# Exercise material start

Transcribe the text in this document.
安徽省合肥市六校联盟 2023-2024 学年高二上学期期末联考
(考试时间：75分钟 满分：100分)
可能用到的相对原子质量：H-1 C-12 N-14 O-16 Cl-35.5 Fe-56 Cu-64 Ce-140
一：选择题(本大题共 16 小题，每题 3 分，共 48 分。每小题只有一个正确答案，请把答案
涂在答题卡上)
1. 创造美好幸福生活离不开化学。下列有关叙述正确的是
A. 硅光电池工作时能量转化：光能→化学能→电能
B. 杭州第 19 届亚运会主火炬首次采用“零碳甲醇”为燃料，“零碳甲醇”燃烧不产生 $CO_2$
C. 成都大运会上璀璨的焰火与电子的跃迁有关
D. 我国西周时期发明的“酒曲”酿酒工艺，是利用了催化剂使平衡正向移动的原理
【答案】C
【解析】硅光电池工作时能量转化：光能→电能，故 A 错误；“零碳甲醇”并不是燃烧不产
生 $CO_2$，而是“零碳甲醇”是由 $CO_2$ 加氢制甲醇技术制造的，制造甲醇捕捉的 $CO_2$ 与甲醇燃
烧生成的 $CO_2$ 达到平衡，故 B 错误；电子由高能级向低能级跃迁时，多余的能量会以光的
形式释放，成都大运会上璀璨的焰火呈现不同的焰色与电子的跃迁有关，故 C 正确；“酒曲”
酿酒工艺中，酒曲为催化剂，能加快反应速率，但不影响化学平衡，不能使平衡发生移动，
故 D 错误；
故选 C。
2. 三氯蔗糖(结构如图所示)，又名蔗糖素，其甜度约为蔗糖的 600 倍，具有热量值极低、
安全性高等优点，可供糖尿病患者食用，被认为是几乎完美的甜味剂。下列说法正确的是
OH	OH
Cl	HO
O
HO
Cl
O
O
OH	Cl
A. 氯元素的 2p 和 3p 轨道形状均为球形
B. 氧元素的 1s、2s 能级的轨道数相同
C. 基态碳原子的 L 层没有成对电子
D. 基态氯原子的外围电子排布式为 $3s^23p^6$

# Exercise material end

Repeat the data above, word for word.

Transcribe the text in this document.
安徽省合肥市六校联盟 2023-2024 学年高二上学期期末联考
(考试时间：75分钟 满分：100分)
可能用到的相对原子质量：H-1 C-12 N-14 O-16 Cl-35.5 Fe-56 Cu-64 Ce-140
一：选择题(本大题共 16 小题，每题 3 分，共 48 分。每小题只有一个正确答案，请把答案
涂在答题卡上)
1. 创造美好幸福生活离不开化学。下列有关叙述正确的是
A. 硅光电池工作时能量转化：光能→化学能→电能
B. 杭州第 19 届亚运会主火炬首次采用“零碳甲醇”为燃料，“零碳甲醇”燃烧不产生 $CO_2$
C. 成都大运会上璀璨的焰火与电子的跃迁有关
D. 我国西周时期发明的“酒曲”酿酒工艺，是利用了催化剂使平衡正向移动的原理
【答案】C
【解析】硅光电池工作时能量转化：光能→电能，故 A 错误；“零碳甲醇”并不是燃烧不产
生 $CO_2$，而是“零碳甲醇”是由 $CO_2$ 加氢制甲醇技术制造的，制造甲醇捕捉的 $CO_2$ 与甲醇燃
烧生成的 $CO_2$ 达到平衡，故 B 错误；电子由高能级向低能级跃迁时，多余的能量会以光的
形式释放，成都大运会上璀璨的焰火呈现不同的焰色与电子的跃迁有关，故 C 正确；“酒曲”
酿酒工艺中，酒曲为催化剂，能加快反应速率，但不影响化学平衡，不能使平衡发生移动，
故 D 错误；
故选 C。
2. 三氯蔗糖(结构如图所示)，又名蔗糖素，其甜度约为蔗糖的 600 倍，具有热量值极低、
安全性高等优点，可供糖尿病患者食用，被认为是几乎完美的甜味剂。下列说法正确的是
OH	OH
Cl	HO
O
HO
Cl
O
O
OH	Cl
A. 氯元素的 2p 和 3p 轨道形状均为球形
B. 氧元素的 1s、2s 能级的轨道数相同
C. 基态碳原子的 L 层没有成对电子
D. 基态氯原子的外围电子排布式为 $3s^23p^6$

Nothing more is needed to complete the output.